GOAL OF THE EXERCISE: Look through the data below and return each line where "north" appears.

EXTRACTED DATA:

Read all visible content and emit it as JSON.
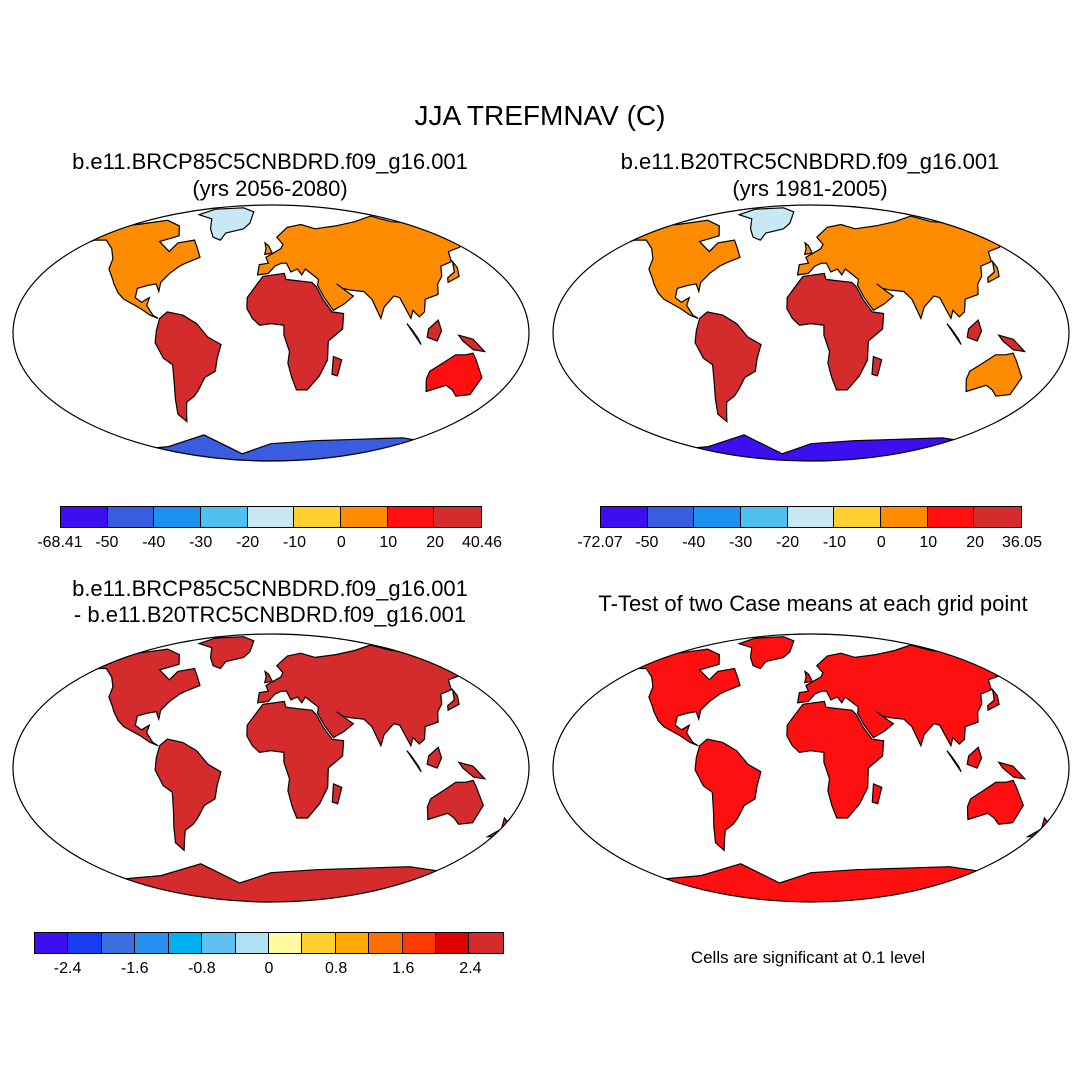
{
  "main_title": "JJA TREFMNAV (C)",
  "panels": [
    {
      "title_line1": "b.e11.BRCP85C5CNBDRD.f09_g16.001",
      "title_line2": "(yrs 2056-2080)",
      "palette": [
        "#3b0ff0",
        "#3a5ce0",
        "#1e90f0",
        "#50c0f0",
        "#c8e8f4",
        "#ffd030",
        "#ff8c00",
        "#ff1010",
        "#d42c2c"
      ],
      "labels": [
        "-68.41",
        "-50",
        "-40",
        "-30",
        "-20",
        "-10",
        "0",
        "10",
        "20",
        "40.46"
      ],
      "land_colors": {
        "north": "#ff8c00",
        "tropics": "#d42c2c",
        "south": "#ff1010",
        "antarctica": "#3a5ce0",
        "greenland": "#c8e8f4"
      }
    },
    {
      "title_line1": "b.e11.B20TRC5CNBDRD.f09_g16.001",
      "title_line2": "(yrs 1981-2005)",
      "palette": [
        "#3b0ff0",
        "#3a5ce0",
        "#1e90f0",
        "#50c0f0",
        "#c8e8f4",
        "#ffd030",
        "#ff8c00",
        "#ff1010",
        "#d42c2c"
      ],
      "labels": [
        "-72.07",
        "-50",
        "-40",
        "-30",
        "-20",
        "-10",
        "0",
        "10",
        "20",
        "36.05"
      ],
      "land_colors": {
        "north": "#ff8c00",
        "tropics": "#d42c2c",
        "south": "#ff8c00",
        "antarctica": "#3b0ff0",
        "greenland": "#c8e8f4"
      }
    },
    {
      "title_line1": "b.e11.BRCP85C5CNBDRD.f09_g16.001",
      "title_line2": "- b.e11.B20TRC5CNBDRD.f09_g16.001",
      "palette": [
        "#3b0ff0",
        "#1a3cf0",
        "#3a70e0",
        "#2890f0",
        "#00b0f0",
        "#60c0f0",
        "#b0e0f4",
        "#fffaa0",
        "#ffd030",
        "#ffa800",
        "#ff7000",
        "#ff3a00",
        "#e00000",
        "#d42c2c"
      ],
      "labels": [
        "-2.4",
        "-1.6",
        "-0.8",
        "0",
        "0.8",
        "1.6",
        "2.4"
      ],
      "land_colors": {
        "north": "#d42c2c",
        "tropics": "#d42c2c",
        "south": "#d42c2c",
        "antarctica": "#d42c2c",
        "greenland": "#d42c2c"
      }
    },
    {
      "title_line1": "T-Test of two Case means at each grid point",
      "note": "Cells are significant at 0.1 level",
      "land_colors": {
        "north": "#ff1010",
        "tropics": "#ff1010",
        "south": "#ff1010",
        "antarctica": "#ff1010",
        "greenland": "#ff1010"
      }
    }
  ]
}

TASK ANSWER:
        "north": "#ff8c00",
        "north": "#ff8c00",
        "north": "#d42c2c",
        "north": "#ff1010",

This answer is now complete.